Data in this exercise
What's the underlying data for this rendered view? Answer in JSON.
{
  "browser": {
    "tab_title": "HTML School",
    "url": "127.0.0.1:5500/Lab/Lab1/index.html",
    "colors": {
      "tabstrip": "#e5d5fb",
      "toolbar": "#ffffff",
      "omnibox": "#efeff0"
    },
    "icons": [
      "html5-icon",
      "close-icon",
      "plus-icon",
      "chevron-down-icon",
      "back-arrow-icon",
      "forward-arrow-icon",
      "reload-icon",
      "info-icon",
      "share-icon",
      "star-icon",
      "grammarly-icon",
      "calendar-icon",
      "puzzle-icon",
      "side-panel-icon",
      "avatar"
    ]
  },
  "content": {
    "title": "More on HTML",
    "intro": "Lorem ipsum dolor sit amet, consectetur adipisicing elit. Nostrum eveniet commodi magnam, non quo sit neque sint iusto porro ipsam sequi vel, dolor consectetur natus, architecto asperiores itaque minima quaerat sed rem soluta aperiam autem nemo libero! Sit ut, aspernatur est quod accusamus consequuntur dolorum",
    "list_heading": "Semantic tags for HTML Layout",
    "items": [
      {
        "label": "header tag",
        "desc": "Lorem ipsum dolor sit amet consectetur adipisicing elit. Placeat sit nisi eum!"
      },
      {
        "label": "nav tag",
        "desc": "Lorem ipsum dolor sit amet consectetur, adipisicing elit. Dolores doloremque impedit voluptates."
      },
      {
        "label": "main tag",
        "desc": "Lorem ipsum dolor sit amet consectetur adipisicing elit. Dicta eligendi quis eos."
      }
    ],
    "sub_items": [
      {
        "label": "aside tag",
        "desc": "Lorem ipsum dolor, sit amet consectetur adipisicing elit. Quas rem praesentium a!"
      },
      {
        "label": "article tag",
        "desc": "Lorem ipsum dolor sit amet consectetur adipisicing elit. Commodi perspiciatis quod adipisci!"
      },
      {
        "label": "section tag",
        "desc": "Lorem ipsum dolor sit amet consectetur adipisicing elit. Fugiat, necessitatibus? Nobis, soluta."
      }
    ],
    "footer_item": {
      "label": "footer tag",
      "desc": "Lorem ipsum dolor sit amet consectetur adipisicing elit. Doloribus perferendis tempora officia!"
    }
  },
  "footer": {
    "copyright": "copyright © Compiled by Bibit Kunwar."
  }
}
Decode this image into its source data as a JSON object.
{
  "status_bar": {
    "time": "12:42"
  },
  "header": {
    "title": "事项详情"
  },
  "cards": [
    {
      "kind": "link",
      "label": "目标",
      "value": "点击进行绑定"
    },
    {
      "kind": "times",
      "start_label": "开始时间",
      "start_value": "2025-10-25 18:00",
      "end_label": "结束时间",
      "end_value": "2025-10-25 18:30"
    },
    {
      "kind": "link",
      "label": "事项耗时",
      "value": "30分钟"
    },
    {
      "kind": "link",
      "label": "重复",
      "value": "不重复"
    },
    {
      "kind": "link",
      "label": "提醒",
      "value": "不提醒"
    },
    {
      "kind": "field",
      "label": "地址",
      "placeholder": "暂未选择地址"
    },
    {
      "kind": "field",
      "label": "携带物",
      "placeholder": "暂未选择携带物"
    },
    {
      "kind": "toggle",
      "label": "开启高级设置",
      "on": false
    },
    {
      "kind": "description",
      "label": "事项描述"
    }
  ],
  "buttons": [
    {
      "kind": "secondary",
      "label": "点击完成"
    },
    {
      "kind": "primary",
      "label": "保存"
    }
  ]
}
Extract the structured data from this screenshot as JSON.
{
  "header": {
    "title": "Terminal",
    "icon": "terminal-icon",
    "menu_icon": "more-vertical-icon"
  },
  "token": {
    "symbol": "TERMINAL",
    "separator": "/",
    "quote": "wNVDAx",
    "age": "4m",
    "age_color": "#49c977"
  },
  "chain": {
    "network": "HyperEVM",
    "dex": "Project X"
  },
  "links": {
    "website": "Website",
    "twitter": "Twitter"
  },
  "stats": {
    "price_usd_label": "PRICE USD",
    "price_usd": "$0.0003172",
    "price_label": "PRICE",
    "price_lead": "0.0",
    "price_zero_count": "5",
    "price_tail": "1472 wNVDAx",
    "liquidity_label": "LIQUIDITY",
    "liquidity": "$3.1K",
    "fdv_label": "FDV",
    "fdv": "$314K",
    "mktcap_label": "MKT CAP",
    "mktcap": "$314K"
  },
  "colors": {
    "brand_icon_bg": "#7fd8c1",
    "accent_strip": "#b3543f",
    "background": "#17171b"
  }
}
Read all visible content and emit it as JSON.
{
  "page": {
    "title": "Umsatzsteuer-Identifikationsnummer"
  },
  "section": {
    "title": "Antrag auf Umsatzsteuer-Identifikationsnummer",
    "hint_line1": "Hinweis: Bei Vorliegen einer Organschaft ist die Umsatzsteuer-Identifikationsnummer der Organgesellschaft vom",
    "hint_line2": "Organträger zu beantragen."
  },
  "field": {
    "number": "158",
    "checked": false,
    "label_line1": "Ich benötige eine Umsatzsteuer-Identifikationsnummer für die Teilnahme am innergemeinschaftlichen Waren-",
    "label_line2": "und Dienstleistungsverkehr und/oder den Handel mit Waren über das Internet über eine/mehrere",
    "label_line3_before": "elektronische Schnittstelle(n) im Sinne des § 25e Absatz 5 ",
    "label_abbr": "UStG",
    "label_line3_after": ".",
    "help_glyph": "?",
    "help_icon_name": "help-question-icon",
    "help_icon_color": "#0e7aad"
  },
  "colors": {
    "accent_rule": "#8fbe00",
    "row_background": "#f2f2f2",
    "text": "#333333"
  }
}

Exercise task
Repeat the listing above without any change.

Solution for this task
What's the underlying data for this rendered view? Answer in JSON.
{
  "browser": {
    "tab_title": "HTML School",
    "url": "127.0.0.1:5500/Lab/Lab1/index.html",
    "colors": {
      "tabstrip": "#e5d5fb",
      "toolbar": "#ffffff",
      "omnibox": "#efeff0"
    },
    "icons": [
      "html5-icon",
      "close-icon",
      "plus-icon",
      "chevron-down-icon",
      "back-arrow-icon",
      "forward-arrow-icon",
      "reload-icon",
      "info-icon",
      "share-icon",
      "star-icon",
      "grammarly-icon",
      "calendar-icon",
      "puzzle-icon",
      "side-panel-icon",
      "avatar"
    ]
  },
  "content": {
    "title": "More on HTML",
    "intro": "Lorem ipsum dolor sit amet, consectetur adipisicing elit. Nostrum eveniet commodi magnam, non quo sit neque sint iusto porro ipsam sequi vel, dolor consectetur natus, architecto asperiores itaque minima quaerat sed rem soluta aperiam autem nemo libero! Sit ut, aspernatur est quod accusamus consequuntur dolorum",
    "list_heading": "Semantic tags for HTML Layout",
    "items": [
      {
        "label": "header tag",
        "desc": "Lorem ipsum dolor sit amet consectetur adipisicing elit. Placeat sit nisi eum!"
      },
      {
        "label": "nav tag",
        "desc": "Lorem ipsum dolor sit amet consectetur, adipisicing elit. Dolores doloremque impedit voluptates."
      },
      {
        "label": "main tag",
        "desc": "Lorem ipsum dolor sit amet consectetur adipisicing elit. Dicta eligendi quis eos."
      }
    ],
    "sub_items": [
      {
        "label": "aside tag",
        "desc": "Lorem ipsum dolor, sit amet consectetur adipisicing elit. Quas rem praesentium a!"
      },
      {
        "label": "article tag",
        "desc": "Lorem ipsum dolor sit amet consectetur adipisicing elit. Commodi perspiciatis quod adipisci!"
      },
      {
        "label": "section tag",
        "desc": "Lorem ipsum dolor sit amet consectetur adipisicing elit. Fugiat, necessitatibus? Nobis, soluta."
      }
    ],
    "footer_item": {
      "label": "footer tag",
      "desc": "Lorem ipsum dolor sit amet consectetur adipisicing elit. Doloribus perferendis tempora officia!"
    }
  },
  "footer": {
    "copyright": "copyright © Compiled by Bibit Kunwar."
  }
}
Decode this image into its source data as a JSON object.
{
  "status_bar": {
    "time": "12:42"
  },
  "header": {
    "title": "事项详情"
  },
  "cards": [
    {
      "kind": "link",
      "label": "目标",
      "value": "点击进行绑定"
    },
    {
      "kind": "times",
      "start_label": "开始时间",
      "start_value": "2025-10-25 18:00",
      "end_label": "结束时间",
      "end_value": "2025-10-25 18:30"
    },
    {
      "kind": "link",
      "label": "事项耗时",
      "value": "30分钟"
    },
    {
      "kind": "link",
      "label": "重复",
      "value": "不重复"
    },
    {
      "kind": "link",
      "label": "提醒",
      "value": "不提醒"
    },
    {
      "kind": "field",
      "label": "地址",
      "placeholder": "暂未选择地址"
    },
    {
      "kind": "field",
      "label": "携带物",
      "placeholder": "暂未选择携带物"
    },
    {
      "kind": "toggle",
      "label": "开启高级设置",
      "on": false
    },
    {
      "kind": "description",
      "label": "事项描述"
    }
  ],
  "buttons": [
    {
      "kind": "secondary",
      "label": "点击完成"
    },
    {
      "kind": "primary",
      "label": "保存"
    }
  ]
}
Extract the structured data from this screenshot as JSON.
{
  "header": {
    "title": "Terminal",
    "icon": "terminal-icon",
    "menu_icon": "more-vertical-icon"
  },
  "token": {
    "symbol": "TERMINAL",
    "separator": "/",
    "quote": "wNVDAx",
    "age": "4m",
    "age_color": "#49c977"
  },
  "chain": {
    "network": "HyperEVM",
    "dex": "Project X"
  },
  "links": {
    "website": "Website",
    "twitter": "Twitter"
  },
  "stats": {
    "price_usd_label": "PRICE USD",
    "price_usd": "$0.0003172",
    "price_label": "PRICE",
    "price_lead": "0.0",
    "price_zero_count": "5",
    "price_tail": "1472 wNVDAx",
    "liquidity_label": "LIQUIDITY",
    "liquidity": "$3.1K",
    "fdv_label": "FDV",
    "fdv": "$314K",
    "mktcap_label": "MKT CAP",
    "mktcap": "$314K"
  },
  "colors": {
    "brand_icon_bg": "#7fd8c1",
    "accent_strip": "#b3543f",
    "background": "#17171b"
  }
}
Read all visible content and emit it as JSON.
{
  "page": {
    "title": "Umsatzsteuer-Identifikationsnummer"
  },
  "section": {
    "title": "Antrag auf Umsatzsteuer-Identifikationsnummer",
    "hint_line1": "Hinweis: Bei Vorliegen einer Organschaft ist die Umsatzsteuer-Identifikationsnummer der Organgesellschaft vom",
    "hint_line2": "Organträger zu beantragen."
  },
  "field": {
    "number": "158",
    "checked": false,
    "label_line1": "Ich benötige eine Umsatzsteuer-Identifikationsnummer für die Teilnahme am innergemeinschaftlichen Waren-",
    "label_line2": "und Dienstleistungsverkehr und/oder den Handel mit Waren über das Internet über eine/mehrere",
    "label_line3_before": "elektronische Schnittstelle(n) im Sinne des § 25e Absatz 5 ",
    "label_abbr": "UStG",
    "label_line3_after": ".",
    "help_glyph": "?",
    "help_icon_name": "help-question-icon",
    "help_icon_color": "#0e7aad"
  },
  "colors": {
    "accent_rule": "#8fbe00",
    "row_background": "#f2f2f2",
    "text": "#333333"
  }
}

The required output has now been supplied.